• **WHAT THE TASK ASKS**: Find the word "Banque" in the records below. List each line containing it.

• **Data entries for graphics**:
====================

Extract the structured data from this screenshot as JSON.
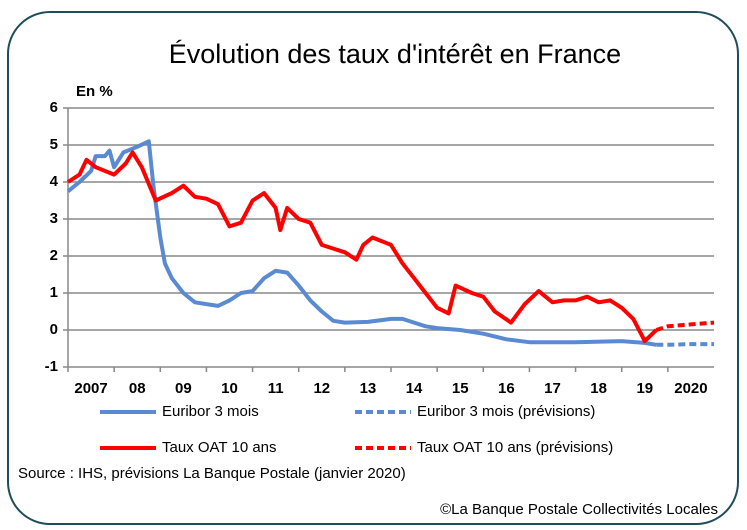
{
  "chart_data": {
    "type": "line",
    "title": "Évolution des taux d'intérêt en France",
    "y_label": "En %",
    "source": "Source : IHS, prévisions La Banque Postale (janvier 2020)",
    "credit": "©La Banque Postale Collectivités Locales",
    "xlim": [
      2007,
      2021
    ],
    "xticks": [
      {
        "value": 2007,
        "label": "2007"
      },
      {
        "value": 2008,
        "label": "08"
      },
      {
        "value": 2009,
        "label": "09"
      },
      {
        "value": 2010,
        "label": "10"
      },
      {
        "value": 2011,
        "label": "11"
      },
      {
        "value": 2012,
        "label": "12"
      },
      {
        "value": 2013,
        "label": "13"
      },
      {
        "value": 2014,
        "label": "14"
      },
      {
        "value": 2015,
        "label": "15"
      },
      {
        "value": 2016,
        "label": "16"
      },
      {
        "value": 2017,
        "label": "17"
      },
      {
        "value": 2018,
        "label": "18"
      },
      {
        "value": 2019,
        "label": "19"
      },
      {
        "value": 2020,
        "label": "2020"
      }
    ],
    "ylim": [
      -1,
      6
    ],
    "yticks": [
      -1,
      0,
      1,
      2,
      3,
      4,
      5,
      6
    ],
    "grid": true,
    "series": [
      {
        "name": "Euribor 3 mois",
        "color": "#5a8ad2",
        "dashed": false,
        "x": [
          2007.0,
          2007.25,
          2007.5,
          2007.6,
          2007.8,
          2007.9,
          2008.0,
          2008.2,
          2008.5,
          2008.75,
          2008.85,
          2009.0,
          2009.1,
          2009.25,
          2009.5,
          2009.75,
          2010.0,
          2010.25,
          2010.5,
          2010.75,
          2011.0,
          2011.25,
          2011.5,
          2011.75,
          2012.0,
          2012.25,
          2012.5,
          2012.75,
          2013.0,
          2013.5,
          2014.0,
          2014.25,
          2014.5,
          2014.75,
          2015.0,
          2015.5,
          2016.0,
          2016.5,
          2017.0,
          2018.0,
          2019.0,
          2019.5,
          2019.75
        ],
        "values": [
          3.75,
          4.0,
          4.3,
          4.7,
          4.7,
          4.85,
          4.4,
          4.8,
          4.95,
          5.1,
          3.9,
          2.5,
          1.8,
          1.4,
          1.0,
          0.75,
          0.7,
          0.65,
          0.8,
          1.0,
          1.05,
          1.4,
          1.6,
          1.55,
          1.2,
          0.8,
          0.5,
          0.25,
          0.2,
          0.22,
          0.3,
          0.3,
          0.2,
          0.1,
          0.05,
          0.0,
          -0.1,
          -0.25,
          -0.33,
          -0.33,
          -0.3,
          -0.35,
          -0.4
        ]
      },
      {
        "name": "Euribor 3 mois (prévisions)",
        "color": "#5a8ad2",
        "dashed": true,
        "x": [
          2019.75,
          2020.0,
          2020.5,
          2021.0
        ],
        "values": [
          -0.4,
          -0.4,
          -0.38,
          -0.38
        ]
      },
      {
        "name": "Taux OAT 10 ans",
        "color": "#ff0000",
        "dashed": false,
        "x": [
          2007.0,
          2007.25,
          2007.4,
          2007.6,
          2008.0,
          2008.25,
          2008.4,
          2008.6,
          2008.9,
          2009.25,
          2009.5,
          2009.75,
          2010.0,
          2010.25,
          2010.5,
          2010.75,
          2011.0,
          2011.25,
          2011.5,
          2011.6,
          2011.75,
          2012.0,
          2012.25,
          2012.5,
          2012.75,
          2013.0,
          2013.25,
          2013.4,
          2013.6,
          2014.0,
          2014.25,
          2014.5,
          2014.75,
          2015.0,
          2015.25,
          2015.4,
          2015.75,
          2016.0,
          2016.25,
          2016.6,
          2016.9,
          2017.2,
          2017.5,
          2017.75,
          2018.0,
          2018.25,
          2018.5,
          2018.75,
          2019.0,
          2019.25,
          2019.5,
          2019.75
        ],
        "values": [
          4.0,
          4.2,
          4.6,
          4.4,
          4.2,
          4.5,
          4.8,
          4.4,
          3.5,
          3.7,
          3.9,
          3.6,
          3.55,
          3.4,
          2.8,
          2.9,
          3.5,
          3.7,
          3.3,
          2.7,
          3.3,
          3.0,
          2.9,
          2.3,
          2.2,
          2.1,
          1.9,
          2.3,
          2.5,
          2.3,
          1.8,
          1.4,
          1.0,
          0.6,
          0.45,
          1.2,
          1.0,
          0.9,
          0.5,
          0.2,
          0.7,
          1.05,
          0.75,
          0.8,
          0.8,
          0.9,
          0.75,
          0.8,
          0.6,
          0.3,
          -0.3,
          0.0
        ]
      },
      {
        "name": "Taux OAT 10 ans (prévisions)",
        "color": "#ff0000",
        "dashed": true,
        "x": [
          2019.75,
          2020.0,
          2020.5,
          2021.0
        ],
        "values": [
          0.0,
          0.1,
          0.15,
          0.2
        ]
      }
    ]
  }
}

====================

• **OUTPUT FOR THIS TASK**:
    "source": "Source : IHS, prévisions La Banque Postale (janvier 2020)",
    "credit": "©La Banque Postale Collectivités Locales",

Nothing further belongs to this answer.